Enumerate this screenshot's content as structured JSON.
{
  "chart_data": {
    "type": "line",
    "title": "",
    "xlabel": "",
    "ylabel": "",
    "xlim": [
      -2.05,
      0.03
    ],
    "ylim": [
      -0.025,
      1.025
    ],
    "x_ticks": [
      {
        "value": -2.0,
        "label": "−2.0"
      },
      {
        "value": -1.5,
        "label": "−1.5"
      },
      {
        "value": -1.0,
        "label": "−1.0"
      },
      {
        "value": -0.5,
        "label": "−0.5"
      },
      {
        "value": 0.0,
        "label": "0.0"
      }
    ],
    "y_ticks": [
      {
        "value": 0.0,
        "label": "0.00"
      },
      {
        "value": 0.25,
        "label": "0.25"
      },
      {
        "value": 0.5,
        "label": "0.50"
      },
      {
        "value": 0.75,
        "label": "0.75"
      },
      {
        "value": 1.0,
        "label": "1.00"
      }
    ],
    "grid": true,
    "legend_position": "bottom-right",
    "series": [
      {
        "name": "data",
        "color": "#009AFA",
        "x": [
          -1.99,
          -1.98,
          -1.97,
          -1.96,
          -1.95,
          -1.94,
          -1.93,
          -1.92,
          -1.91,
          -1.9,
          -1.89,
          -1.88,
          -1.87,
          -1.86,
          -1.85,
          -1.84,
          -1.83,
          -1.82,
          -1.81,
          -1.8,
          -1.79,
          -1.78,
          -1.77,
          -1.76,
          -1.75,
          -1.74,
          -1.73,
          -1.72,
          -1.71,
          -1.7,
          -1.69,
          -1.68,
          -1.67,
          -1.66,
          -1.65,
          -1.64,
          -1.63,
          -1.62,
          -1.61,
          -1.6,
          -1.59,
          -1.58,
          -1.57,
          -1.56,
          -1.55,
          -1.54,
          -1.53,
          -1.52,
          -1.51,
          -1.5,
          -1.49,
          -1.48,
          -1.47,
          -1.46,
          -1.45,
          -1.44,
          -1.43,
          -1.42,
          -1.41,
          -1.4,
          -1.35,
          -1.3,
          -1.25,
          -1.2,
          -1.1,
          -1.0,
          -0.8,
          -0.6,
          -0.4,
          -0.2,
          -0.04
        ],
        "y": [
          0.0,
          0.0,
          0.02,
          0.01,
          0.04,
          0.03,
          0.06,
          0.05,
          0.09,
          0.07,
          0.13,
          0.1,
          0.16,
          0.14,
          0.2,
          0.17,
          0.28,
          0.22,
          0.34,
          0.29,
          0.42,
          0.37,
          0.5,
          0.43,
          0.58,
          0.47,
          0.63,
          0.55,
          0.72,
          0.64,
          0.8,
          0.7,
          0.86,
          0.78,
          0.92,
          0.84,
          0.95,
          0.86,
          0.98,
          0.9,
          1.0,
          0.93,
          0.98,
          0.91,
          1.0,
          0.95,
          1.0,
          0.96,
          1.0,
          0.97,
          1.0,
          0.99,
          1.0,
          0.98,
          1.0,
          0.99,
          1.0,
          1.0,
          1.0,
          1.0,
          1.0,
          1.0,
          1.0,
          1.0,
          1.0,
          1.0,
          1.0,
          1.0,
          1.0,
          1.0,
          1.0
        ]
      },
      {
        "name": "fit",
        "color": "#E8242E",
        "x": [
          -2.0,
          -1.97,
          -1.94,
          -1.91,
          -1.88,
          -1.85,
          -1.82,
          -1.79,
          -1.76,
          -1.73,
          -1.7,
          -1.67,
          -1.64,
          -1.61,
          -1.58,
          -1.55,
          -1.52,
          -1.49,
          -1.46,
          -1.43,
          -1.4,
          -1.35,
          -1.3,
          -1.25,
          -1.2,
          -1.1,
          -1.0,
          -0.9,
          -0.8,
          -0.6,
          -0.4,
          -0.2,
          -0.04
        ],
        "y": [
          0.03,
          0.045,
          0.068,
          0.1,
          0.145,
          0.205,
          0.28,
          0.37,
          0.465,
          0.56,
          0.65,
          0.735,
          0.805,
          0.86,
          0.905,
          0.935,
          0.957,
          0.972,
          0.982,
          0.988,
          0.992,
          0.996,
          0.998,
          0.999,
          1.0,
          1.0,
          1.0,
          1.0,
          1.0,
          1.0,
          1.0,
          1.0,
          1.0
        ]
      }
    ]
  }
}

————————

• EXERCISE: Write the complete data out, exactly as above.

• TASK RESPONSE:
Enumerate this screenshot's content as structured JSON.
{
  "chart_data": {
    "type": "line",
    "title": "",
    "xlabel": "",
    "ylabel": "",
    "xlim": [
      -2.05,
      0.03
    ],
    "ylim": [
      -0.025,
      1.025
    ],
    "x_ticks": [
      {
        "value": -2.0,
        "label": "−2.0"
      },
      {
        "value": -1.5,
        "label": "−1.5"
      },
      {
        "value": -1.0,
        "label": "−1.0"
      },
      {
        "value": -0.5,
        "label": "−0.5"
      },
      {
        "value": 0.0,
        "label": "0.0"
      }
    ],
    "y_ticks": [
      {
        "value": 0.0,
        "label": "0.00"
      },
      {
        "value": 0.25,
        "label": "0.25"
      },
      {
        "value": 0.5,
        "label": "0.50"
      },
      {
        "value": 0.75,
        "label": "0.75"
      },
      {
        "value": 1.0,
        "label": "1.00"
      }
    ],
    "grid": true,
    "legend_position": "bottom-right",
    "series": [
      {
        "name": "data",
        "color": "#009AFA",
        "x": [
          -1.99,
          -1.98,
          -1.97,
          -1.96,
          -1.95,
          -1.94,
          -1.93,
          -1.92,
          -1.91,
          -1.9,
          -1.89,
          -1.88,
          -1.87,
          -1.86,
          -1.85,
          -1.84,
          -1.83,
          -1.82,
          -1.81,
          -1.8,
          -1.79,
          -1.78,
          -1.77,
          -1.76,
          -1.75,
          -1.74,
          -1.73,
          -1.72,
          -1.71,
          -1.7,
          -1.69,
          -1.68,
          -1.67,
          -1.66,
          -1.65,
          -1.64,
          -1.63,
          -1.62,
          -1.61,
          -1.6,
          -1.59,
          -1.58,
          -1.57,
          -1.56,
          -1.55,
          -1.54,
          -1.53,
          -1.52,
          -1.51,
          -1.5,
          -1.49,
          -1.48,
          -1.47,
          -1.46,
          -1.45,
          -1.44,
          -1.43,
          -1.42,
          -1.41,
          -1.4,
          -1.35,
          -1.3,
          -1.25,
          -1.2,
          -1.1,
          -1.0,
          -0.8,
          -0.6,
          -0.4,
          -0.2,
          -0.04
        ],
        "y": [
          0.0,
          0.0,
          0.02,
          0.01,
          0.04,
          0.03,
          0.06,
          0.05,
          0.09,
          0.07,
          0.13,
          0.1,
          0.16,
          0.14,
          0.2,
          0.17,
          0.28,
          0.22,
          0.34,
          0.29,
          0.42,
          0.37,
          0.5,
          0.43,
          0.58,
          0.47,
          0.63,
          0.55,
          0.72,
          0.64,
          0.8,
          0.7,
          0.86,
          0.78,
          0.92,
          0.84,
          0.95,
          0.86,
          0.98,
          0.9,
          1.0,
          0.93,
          0.98,
          0.91,
          1.0,
          0.95,
          1.0,
          0.96,
          1.0,
          0.97,
          1.0,
          0.99,
          1.0,
          0.98,
          1.0,
          0.99,
          1.0,
          1.0,
          1.0,
          1.0,
          1.0,
          1.0,
          1.0,
          1.0,
          1.0,
          1.0,
          1.0,
          1.0,
          1.0,
          1.0,
          1.0
        ]
      },
      {
        "name": "fit",
        "color": "#E8242E",
        "x": [
          -2.0,
          -1.97,
          -1.94,
          -1.91,
          -1.88,
          -1.85,
          -1.82,
          -1.79,
          -1.76,
          -1.73,
          -1.7,
          -1.67,
          -1.64,
          -1.61,
          -1.58,
          -1.55,
          -1.52,
          -1.49,
          -1.46,
          -1.43,
          -1.4,
          -1.35,
          -1.3,
          -1.25,
          -1.2,
          -1.1,
          -1.0,
          -0.9,
          -0.8,
          -0.6,
          -0.4,
          -0.2,
          -0.04
        ],
        "y": [
          0.03,
          0.045,
          0.068,
          0.1,
          0.145,
          0.205,
          0.28,
          0.37,
          0.465,
          0.56,
          0.65,
          0.735,
          0.805,
          0.86,
          0.905,
          0.935,
          0.957,
          0.972,
          0.982,
          0.988,
          0.992,
          0.996,
          0.998,
          0.999,
          1.0,
          1.0,
          1.0,
          1.0,
          1.0,
          1.0,
          1.0,
          1.0,
          1.0
        ]
      }
    ]
  }
}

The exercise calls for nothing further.